## Begin Dataset records

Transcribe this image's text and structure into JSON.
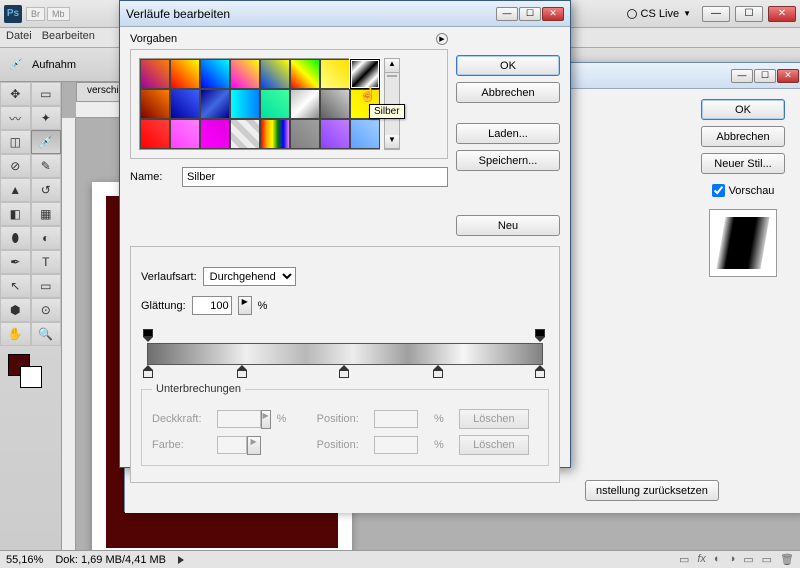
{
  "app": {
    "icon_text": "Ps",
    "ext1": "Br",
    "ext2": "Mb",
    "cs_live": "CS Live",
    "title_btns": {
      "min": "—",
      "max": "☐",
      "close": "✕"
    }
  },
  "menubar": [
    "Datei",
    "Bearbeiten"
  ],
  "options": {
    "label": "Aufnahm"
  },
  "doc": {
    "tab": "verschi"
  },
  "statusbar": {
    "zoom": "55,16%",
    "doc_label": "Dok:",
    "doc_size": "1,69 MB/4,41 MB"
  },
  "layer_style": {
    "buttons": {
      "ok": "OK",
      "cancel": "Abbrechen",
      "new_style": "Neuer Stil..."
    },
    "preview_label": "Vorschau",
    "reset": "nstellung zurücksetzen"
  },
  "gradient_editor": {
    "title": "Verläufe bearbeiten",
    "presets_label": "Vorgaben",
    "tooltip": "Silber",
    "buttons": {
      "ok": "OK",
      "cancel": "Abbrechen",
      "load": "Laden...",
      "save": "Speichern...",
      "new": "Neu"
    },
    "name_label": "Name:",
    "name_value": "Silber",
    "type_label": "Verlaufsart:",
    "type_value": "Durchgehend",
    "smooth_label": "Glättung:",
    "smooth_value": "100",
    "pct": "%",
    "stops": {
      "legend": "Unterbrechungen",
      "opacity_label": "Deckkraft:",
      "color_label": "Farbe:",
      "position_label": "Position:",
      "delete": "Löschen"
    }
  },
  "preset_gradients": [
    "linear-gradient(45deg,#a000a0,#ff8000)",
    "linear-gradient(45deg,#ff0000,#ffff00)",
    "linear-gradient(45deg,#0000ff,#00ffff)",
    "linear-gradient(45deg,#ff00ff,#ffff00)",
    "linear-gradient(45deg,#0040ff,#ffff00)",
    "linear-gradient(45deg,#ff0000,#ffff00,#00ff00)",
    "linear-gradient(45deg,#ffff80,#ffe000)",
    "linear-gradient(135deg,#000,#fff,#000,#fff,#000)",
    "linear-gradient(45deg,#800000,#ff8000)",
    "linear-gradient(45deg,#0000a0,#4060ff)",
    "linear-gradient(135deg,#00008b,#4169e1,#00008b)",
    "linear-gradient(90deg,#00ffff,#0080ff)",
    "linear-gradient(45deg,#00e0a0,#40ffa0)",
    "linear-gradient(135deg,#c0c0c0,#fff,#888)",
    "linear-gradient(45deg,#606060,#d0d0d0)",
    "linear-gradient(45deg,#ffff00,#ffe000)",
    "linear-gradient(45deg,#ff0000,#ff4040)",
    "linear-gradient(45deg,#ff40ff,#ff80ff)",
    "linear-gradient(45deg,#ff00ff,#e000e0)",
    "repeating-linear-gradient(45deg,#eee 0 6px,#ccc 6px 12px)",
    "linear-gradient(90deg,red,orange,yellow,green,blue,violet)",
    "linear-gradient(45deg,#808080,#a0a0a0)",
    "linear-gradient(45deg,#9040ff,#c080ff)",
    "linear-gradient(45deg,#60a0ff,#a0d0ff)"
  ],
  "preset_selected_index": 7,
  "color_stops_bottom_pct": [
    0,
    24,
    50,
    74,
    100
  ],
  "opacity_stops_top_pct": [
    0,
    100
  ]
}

## End Dataset records

Task prompt: Pictures are excluded; copy every other part of the records exactly.

Final result:
Transcribe this image's text and structure into JSON.
{
  "app": {
    "icon_text": "Ps",
    "ext1": "Br",
    "ext2": "Mb",
    "cs_live": "CS Live",
    "title_btns": {
      "min": "—",
      "max": "☐",
      "close": "✕"
    }
  },
  "menubar": [
    "Datei",
    "Bearbeiten"
  ],
  "options": {
    "label": "Aufnahm"
  },
  "doc": {
    "tab": "verschi"
  },
  "statusbar": {
    "zoom": "55,16%",
    "doc_label": "Dok:",
    "doc_size": "1,69 MB/4,41 MB"
  },
  "layer_style": {
    "buttons": {
      "ok": "OK",
      "cancel": "Abbrechen",
      "new_style": "Neuer Stil..."
    },
    "preview_label": "Vorschau",
    "reset": "nstellung zurücksetzen"
  },
  "gradient_editor": {
    "title": "Verläufe bearbeiten",
    "presets_label": "Vorgaben",
    "tooltip": "Silber",
    "buttons": {
      "ok": "OK",
      "cancel": "Abbrechen",
      "load": "Laden...",
      "save": "Speichern...",
      "new": "Neu"
    },
    "name_label": "Name:",
    "name_value": "Silber",
    "type_label": "Verlaufsart:",
    "type_value": "Durchgehend",
    "smooth_label": "Glättung:",
    "smooth_value": "100",
    "pct": "%",
    "stops": {
      "legend": "Unterbrechungen",
      "opacity_label": "Deckkraft:",
      "color_label": "Farbe:",
      "position_label": "Position:",
      "delete": "Löschen"
    }
  },
  "preset_gradients": [
    "linear-gradient(45deg,#a000a0,#ff8000)",
    "linear-gradient(45deg,#ff0000,#ffff00)",
    "linear-gradient(45deg,#0000ff,#00ffff)",
    "linear-gradient(45deg,#ff00ff,#ffff00)",
    "linear-gradient(45deg,#0040ff,#ffff00)",
    "linear-gradient(45deg,#ff0000,#ffff00,#00ff00)",
    "linear-gradient(45deg,#ffff80,#ffe000)",
    "linear-gradient(135deg,#000,#fff,#000,#fff,#000)",
    "linear-gradient(45deg,#800000,#ff8000)",
    "linear-gradient(45deg,#0000a0,#4060ff)",
    "linear-gradient(135deg,#00008b,#4169e1,#00008b)",
    "linear-gradient(90deg,#00ffff,#0080ff)",
    "linear-gradient(45deg,#00e0a0,#40ffa0)",
    "linear-gradient(135deg,#c0c0c0,#fff,#888)",
    "linear-gradient(45deg,#606060,#d0d0d0)",
    "linear-gradient(45deg,#ffff00,#ffe000)",
    "linear-gradient(45deg,#ff0000,#ff4040)",
    "linear-gradient(45deg,#ff40ff,#ff80ff)",
    "linear-gradient(45deg,#ff00ff,#e000e0)",
    "repeating-linear-gradient(45deg,#eee 0 6px,#ccc 6px 12px)",
    "linear-gradient(90deg,red,orange,yellow,green,blue,violet)",
    "linear-gradient(45deg,#808080,#a0a0a0)",
    "linear-gradient(45deg,#9040ff,#c080ff)",
    "linear-gradient(45deg,#60a0ff,#a0d0ff)"
  ],
  "preset_selected_index": 7,
  "color_stops_bottom_pct": [
    0,
    24,
    50,
    74,
    100
  ],
  "opacity_stops_top_pct": [
    0,
    100
  ]
}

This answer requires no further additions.